Every line below that holds the string "title" should be copied out.

Rows from a dataset:
— begin —

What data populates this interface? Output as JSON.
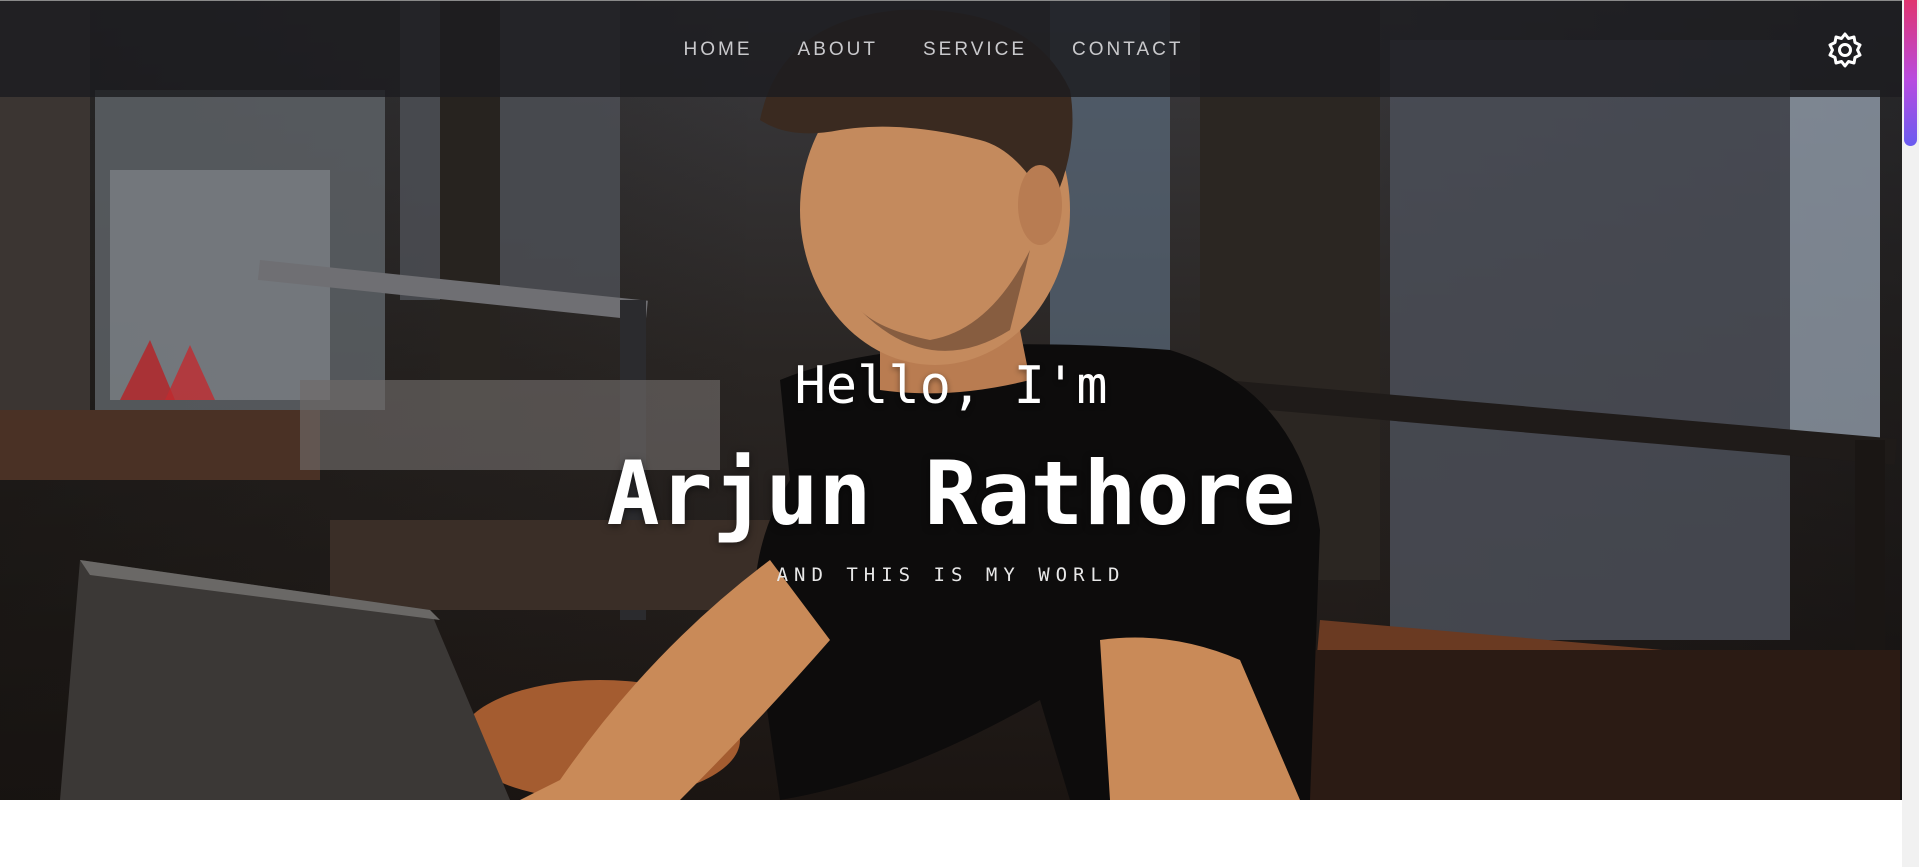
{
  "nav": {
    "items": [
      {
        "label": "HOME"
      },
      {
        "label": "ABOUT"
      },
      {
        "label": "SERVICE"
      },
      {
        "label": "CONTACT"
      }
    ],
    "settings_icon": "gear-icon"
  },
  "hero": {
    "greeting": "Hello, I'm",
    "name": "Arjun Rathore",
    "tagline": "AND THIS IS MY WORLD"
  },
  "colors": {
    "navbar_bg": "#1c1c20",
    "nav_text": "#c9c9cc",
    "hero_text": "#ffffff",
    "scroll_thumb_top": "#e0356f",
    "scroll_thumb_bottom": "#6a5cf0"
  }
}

— end —
— begin —

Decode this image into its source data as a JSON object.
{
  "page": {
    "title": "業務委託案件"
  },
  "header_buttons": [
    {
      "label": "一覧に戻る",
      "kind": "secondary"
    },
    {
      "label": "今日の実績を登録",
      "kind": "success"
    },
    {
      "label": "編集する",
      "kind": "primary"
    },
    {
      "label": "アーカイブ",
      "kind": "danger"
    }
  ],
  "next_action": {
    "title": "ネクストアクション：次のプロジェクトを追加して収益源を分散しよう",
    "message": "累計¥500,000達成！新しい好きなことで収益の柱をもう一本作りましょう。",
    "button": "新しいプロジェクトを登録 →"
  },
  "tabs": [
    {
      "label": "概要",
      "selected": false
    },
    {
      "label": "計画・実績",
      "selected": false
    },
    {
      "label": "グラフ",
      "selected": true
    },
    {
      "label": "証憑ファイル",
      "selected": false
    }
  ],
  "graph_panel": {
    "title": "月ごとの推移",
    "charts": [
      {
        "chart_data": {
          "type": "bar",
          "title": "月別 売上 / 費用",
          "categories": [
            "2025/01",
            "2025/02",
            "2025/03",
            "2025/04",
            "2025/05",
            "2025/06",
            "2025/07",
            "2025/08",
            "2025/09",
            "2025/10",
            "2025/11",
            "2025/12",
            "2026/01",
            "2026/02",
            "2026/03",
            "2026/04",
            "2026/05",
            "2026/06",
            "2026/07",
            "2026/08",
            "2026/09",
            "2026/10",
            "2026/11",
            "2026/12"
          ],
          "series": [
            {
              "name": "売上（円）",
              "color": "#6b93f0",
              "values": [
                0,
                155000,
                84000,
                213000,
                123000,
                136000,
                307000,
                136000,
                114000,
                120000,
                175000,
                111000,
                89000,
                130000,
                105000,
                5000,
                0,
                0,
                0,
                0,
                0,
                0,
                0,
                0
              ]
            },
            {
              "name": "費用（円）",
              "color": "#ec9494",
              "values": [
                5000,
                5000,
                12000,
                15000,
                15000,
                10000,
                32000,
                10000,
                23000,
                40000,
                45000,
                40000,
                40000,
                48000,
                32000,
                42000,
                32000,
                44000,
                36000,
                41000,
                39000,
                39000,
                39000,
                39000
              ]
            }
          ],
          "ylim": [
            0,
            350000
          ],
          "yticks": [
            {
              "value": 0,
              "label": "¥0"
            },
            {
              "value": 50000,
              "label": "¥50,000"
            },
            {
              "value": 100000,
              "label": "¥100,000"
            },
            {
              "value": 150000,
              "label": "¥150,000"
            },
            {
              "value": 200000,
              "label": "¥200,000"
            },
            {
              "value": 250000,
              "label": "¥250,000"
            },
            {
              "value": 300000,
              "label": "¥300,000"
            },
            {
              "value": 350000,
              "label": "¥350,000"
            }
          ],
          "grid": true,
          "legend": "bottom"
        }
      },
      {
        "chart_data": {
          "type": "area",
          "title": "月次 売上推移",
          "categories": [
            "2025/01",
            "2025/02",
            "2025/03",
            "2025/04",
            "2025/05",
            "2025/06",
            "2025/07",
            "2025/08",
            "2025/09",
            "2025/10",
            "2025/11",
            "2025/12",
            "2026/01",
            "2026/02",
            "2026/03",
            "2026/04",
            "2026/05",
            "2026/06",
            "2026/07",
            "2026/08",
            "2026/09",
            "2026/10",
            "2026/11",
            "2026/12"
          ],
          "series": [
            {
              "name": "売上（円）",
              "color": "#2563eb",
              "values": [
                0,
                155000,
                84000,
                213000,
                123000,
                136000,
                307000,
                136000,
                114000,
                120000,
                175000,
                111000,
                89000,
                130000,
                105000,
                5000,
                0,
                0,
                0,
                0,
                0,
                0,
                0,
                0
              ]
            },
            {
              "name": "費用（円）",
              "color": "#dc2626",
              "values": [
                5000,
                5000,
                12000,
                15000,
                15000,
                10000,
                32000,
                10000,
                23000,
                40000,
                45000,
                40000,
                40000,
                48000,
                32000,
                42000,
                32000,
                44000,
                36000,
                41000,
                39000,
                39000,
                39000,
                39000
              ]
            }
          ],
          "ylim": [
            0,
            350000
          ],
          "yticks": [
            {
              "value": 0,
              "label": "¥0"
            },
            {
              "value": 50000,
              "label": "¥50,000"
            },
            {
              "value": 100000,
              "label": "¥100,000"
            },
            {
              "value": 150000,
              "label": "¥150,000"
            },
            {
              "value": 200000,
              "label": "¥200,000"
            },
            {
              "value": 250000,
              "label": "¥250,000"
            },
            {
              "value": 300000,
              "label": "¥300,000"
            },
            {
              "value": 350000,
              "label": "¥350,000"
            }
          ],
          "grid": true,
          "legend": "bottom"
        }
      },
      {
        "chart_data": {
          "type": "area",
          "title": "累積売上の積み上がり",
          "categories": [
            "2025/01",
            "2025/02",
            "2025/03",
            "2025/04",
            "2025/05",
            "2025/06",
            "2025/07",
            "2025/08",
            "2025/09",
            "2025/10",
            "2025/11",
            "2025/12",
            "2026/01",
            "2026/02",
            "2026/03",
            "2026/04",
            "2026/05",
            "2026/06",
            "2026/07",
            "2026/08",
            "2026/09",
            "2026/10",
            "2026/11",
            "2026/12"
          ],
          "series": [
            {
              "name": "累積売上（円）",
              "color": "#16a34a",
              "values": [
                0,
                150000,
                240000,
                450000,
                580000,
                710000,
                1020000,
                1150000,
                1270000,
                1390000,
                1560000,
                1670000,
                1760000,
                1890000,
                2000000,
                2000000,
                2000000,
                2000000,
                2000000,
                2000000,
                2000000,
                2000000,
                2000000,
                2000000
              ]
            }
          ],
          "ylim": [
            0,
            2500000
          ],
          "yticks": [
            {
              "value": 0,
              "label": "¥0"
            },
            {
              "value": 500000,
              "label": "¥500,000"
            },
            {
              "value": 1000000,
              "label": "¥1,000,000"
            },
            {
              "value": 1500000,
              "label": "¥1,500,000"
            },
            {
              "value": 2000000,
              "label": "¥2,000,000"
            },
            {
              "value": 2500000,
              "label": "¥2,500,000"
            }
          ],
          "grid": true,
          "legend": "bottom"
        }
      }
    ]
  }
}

— end —

Result –
    "title": "業務委託案件"
    "title": "ネクストアクション：次のプロジェクトを追加して収益源を分散しよう",
    "title": "月ごとの推移",
          "title": "月別 売上 / 費用",
          "title": "月次 売上推移",
          "title": "累積売上の積み上がり",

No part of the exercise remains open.